Entries
══════════════════════════════

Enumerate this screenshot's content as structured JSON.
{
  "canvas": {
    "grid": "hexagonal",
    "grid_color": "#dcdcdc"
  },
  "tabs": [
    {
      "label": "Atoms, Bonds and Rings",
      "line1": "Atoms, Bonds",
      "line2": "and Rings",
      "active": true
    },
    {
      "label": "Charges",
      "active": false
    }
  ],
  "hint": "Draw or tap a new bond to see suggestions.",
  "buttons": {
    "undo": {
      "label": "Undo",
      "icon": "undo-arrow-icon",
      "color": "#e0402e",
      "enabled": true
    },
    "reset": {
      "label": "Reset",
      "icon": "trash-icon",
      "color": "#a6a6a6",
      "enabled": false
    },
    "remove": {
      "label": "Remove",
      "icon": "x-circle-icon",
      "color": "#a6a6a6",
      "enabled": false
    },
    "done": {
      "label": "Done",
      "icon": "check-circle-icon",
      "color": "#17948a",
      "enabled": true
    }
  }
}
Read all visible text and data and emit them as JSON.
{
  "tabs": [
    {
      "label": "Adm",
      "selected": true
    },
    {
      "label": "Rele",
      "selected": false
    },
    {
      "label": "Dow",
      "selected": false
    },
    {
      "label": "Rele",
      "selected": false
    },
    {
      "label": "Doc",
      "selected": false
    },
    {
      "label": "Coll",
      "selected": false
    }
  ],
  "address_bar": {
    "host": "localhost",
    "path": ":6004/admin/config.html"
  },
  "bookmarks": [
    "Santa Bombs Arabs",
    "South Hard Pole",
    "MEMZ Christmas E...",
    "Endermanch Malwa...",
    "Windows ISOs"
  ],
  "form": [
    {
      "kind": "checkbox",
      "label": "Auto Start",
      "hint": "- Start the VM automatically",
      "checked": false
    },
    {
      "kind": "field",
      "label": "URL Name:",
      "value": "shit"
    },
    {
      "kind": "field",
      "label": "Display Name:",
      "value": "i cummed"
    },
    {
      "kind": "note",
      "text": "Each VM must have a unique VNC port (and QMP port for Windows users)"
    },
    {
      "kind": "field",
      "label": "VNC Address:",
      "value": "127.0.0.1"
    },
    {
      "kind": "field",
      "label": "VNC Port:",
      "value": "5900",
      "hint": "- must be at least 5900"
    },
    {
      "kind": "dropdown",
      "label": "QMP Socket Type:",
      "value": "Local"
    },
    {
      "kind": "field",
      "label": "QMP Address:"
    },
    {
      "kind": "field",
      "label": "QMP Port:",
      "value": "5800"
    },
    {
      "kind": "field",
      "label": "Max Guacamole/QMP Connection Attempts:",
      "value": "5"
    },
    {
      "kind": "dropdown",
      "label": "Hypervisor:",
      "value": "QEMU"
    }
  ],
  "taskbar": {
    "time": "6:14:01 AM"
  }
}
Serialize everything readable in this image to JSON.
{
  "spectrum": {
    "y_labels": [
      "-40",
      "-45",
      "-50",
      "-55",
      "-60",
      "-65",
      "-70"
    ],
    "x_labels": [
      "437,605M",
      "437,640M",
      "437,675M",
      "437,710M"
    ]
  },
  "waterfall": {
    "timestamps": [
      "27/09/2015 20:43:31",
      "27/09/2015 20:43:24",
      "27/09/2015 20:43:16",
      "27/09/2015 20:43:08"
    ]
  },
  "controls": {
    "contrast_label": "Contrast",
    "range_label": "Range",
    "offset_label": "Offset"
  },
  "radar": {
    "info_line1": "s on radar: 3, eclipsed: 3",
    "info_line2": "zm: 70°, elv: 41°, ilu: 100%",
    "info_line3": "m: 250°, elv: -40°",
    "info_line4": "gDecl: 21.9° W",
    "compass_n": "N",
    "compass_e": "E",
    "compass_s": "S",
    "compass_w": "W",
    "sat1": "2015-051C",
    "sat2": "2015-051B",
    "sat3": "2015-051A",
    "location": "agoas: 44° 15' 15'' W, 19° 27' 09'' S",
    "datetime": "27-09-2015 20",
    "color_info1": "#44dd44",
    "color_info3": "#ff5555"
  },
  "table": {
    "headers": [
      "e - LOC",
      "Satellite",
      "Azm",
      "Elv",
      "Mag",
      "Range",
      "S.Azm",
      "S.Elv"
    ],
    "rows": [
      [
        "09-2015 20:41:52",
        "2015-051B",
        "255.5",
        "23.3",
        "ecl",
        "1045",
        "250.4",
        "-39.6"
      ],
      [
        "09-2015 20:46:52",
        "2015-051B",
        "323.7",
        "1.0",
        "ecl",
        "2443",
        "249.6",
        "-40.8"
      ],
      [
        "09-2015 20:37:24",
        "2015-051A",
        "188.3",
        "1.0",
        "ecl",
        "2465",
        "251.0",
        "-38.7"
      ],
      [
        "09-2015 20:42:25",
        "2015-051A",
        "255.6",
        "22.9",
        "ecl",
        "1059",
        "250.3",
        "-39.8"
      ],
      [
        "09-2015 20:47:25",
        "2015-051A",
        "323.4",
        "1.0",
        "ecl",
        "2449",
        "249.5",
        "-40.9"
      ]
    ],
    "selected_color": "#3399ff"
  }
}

══════════════════════════════

To do
Copy every line of the listing where the word "hint" appears.

Problem solution
  "hint": "Draw or tap a new bond to see suggestions.",
      "hint": "- Start the VM automatically",
      "hint": "- must be at least 5900"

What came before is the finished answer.